* **Task prompt**: In the material below, list every line carrying the string "Настройки".

==== Data supplied ====

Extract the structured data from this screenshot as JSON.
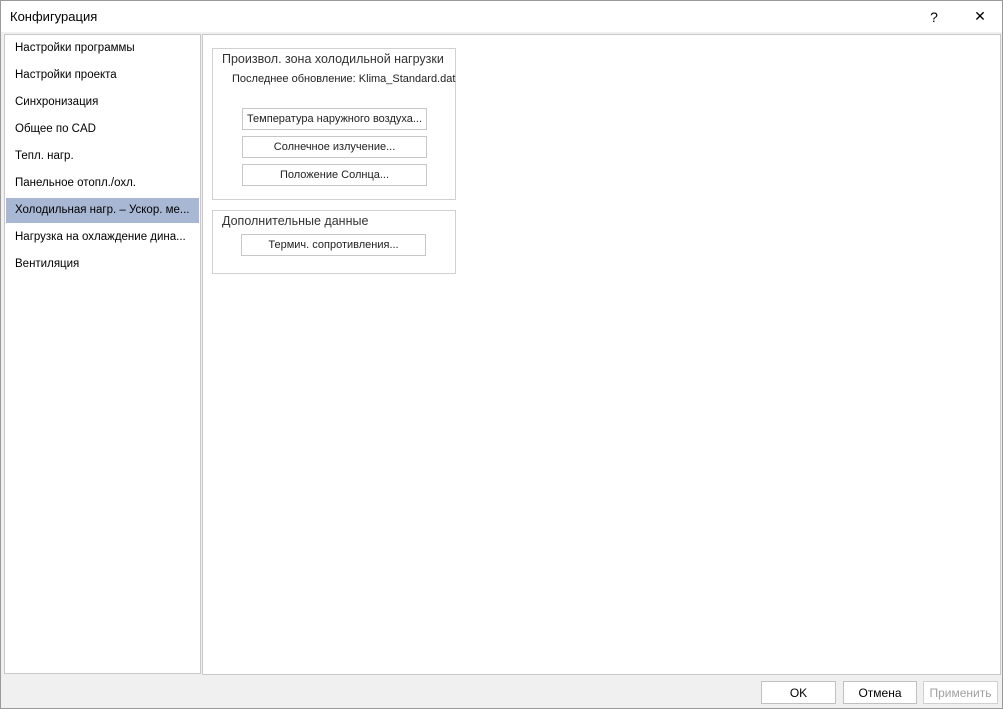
{
  "window": {
    "title": "Конфигурация",
    "help_label": "?",
    "close_label": "✕"
  },
  "sidebar": {
    "items": [
      {
        "label": "Настройки программы"
      },
      {
        "label": "Настройки проекта"
      },
      {
        "label": "Синхронизация"
      },
      {
        "label": "Общее по CAD"
      },
      {
        "label": "Тепл. нагр."
      },
      {
        "label": "Панельное отопл./охл."
      },
      {
        "label": "Холодильная нагр. – Ускор. ме..."
      },
      {
        "label": "Нагрузка на охлаждение дина..."
      },
      {
        "label": "Вентиляция"
      }
    ],
    "selected_index": 6
  },
  "main": {
    "group1": {
      "title": "Произвол. зона холодильной нагрузки",
      "info": "Последнее обновление: Klima_Standard.dat",
      "buttons": [
        {
          "label": "Температура наружного воздуха..."
        },
        {
          "label": "Солнечное излучение..."
        },
        {
          "label": "Положение Солнца..."
        }
      ]
    },
    "group2": {
      "title": "Дополнительные данные",
      "buttons": [
        {
          "label": "Термич. сопротивления..."
        }
      ]
    }
  },
  "footer": {
    "ok_label": "OK",
    "cancel_label": "Отмена",
    "apply_label": "Применить"
  },
  "colors": {
    "selected_item_bg": "#a8b8d4",
    "window_bg": "#f0f0f0"
  }
}
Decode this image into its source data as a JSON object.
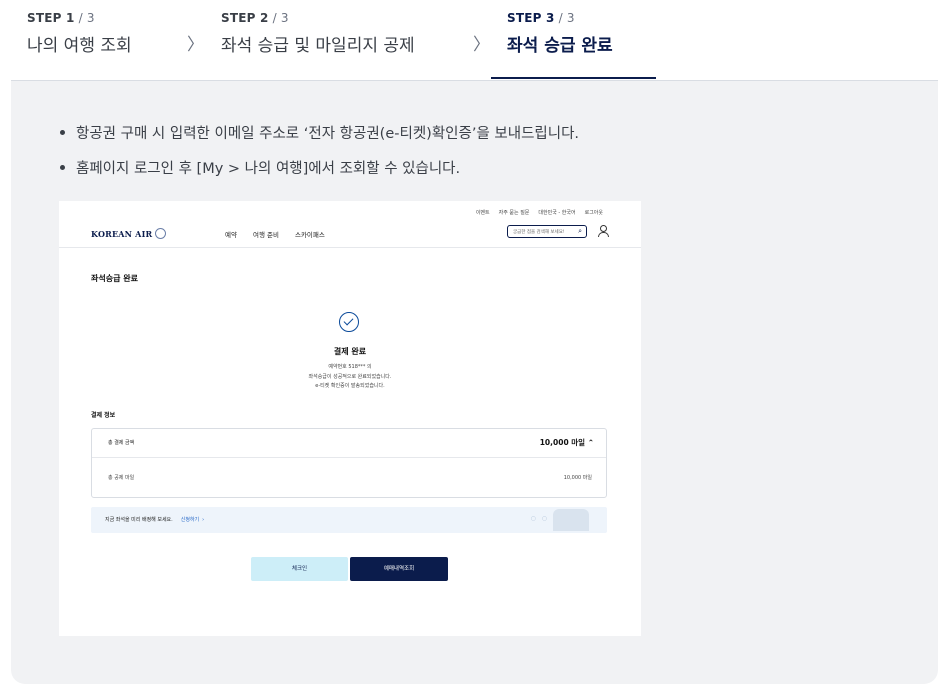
{
  "steps": [
    {
      "num": "STEP 1",
      "total": " / 3",
      "title": "나의 여행 조회"
    },
    {
      "num": "STEP 2",
      "total": " / 3",
      "title": "좌석 승급 및 마일리지 공제"
    },
    {
      "num": "STEP 3",
      "total": " / 3",
      "title": "좌석 승급 완료"
    }
  ],
  "chevron": "〉",
  "bullets": [
    "항공권 구매 시 입력한 이메일 주소로 ‘전자 항공권(e-티켓)확인증’을 보내드립니다.",
    "홈페이지 로그인 후 [My > 나의 여행]에서 조회할 수 있습니다."
  ],
  "screenshot": {
    "util": [
      "이벤트",
      "자주 묻는 질문",
      "대한민국 - 한국어",
      "로그아웃"
    ],
    "logo": "KOREAN AIR",
    "menu": [
      "예약",
      "여행 준비",
      "스카이패스"
    ],
    "search_placeholder": "궁금한 점을 검색해 보세요!",
    "page_title": "좌석승급 완료",
    "done_title": "결제 완료",
    "done_lines": [
      "예약번호 518*** 의",
      "좌석승급이 성공적으로 완료되었습니다.",
      "e-티켓 확인증이 발송되었습니다."
    ],
    "pay_label": "결제 정보",
    "total_label": "총 결제 금액",
    "total_value": "10,000 마일",
    "deduct_label": "총 공제 마일",
    "deduct_value": "10,000 마일",
    "banner_text": "지금 좌석을 미리 배정해 보세요.",
    "banner_link": "신청하기",
    "checkin_button": "체크인",
    "reservation_button": "예매내역조회"
  },
  "colors": {
    "accent": "#0b1c4c",
    "panel": "#f1f2f4",
    "link": "#1f63c6"
  }
}
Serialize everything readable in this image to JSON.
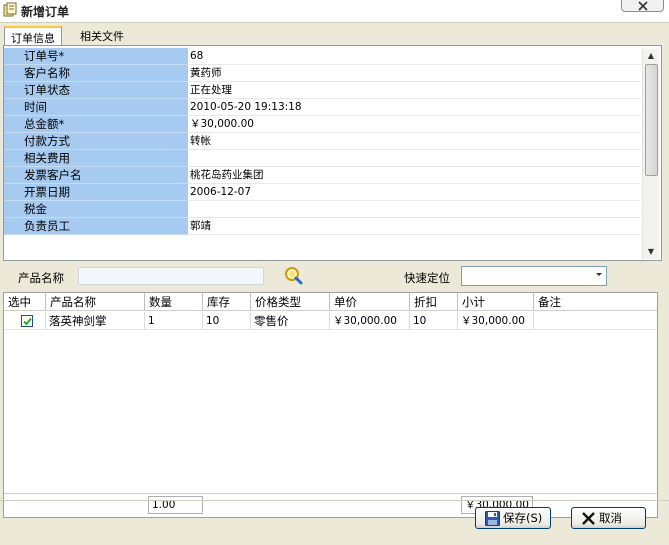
{
  "window": {
    "title": "新增订单"
  },
  "tabs": [
    {
      "label": "订单信息",
      "active": true
    },
    {
      "label": "相关文件",
      "active": false
    }
  ],
  "order_fields": [
    {
      "label": "订单号*",
      "value": "68"
    },
    {
      "label": "客户名称",
      "value": "黄药师"
    },
    {
      "label": "订单状态",
      "value": "正在处理"
    },
    {
      "label": "时间",
      "value": "2010-05-20 19:13:18"
    },
    {
      "label": "总金额*",
      "value": "￥30,000.00"
    },
    {
      "label": "付款方式",
      "value": "转帐"
    },
    {
      "label": "相关费用",
      "value": ""
    },
    {
      "label": "发票客户名",
      "value": "桃花岛药业集团"
    },
    {
      "label": "开票日期",
      "value": "2006-12-07"
    },
    {
      "label": "税金",
      "value": ""
    },
    {
      "label": "负责员工",
      "value": "郭靖"
    }
  ],
  "search": {
    "product_label": "产品名称",
    "product_value": "",
    "quick_label": "快速定位",
    "quick_value": ""
  },
  "table": {
    "columns": [
      "选中",
      "产品名称",
      "数量",
      "库存",
      "价格类型",
      "单价",
      "折扣",
      "小计",
      "备注"
    ],
    "rows": [
      {
        "checked": true,
        "product": "落英神剑掌",
        "qty": "1",
        "stock": "10",
        "price_type": "零售价",
        "unit_price": "￥30,000.00",
        "discount": "10",
        "subtotal": "￥30,000.00",
        "note": ""
      }
    ],
    "footer": {
      "qty_total": "1.00",
      "subtotal_total": "￥30,000.00"
    }
  },
  "buttons": {
    "save": "保存(S)",
    "cancel": "取消"
  },
  "icons": {
    "app": "document-app-icon",
    "close": "close-icon",
    "search": "search-icon",
    "save": "floppy-disk-icon",
    "cancel": "x-icon"
  },
  "colors": {
    "label_bg": "#a6caf0",
    "tab_accent": "#ffc73c",
    "window_bg": "#ece9d8"
  }
}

====

* **Exercise result**:
        "label": "Настройки программы"
        "label": "Настройки проекта"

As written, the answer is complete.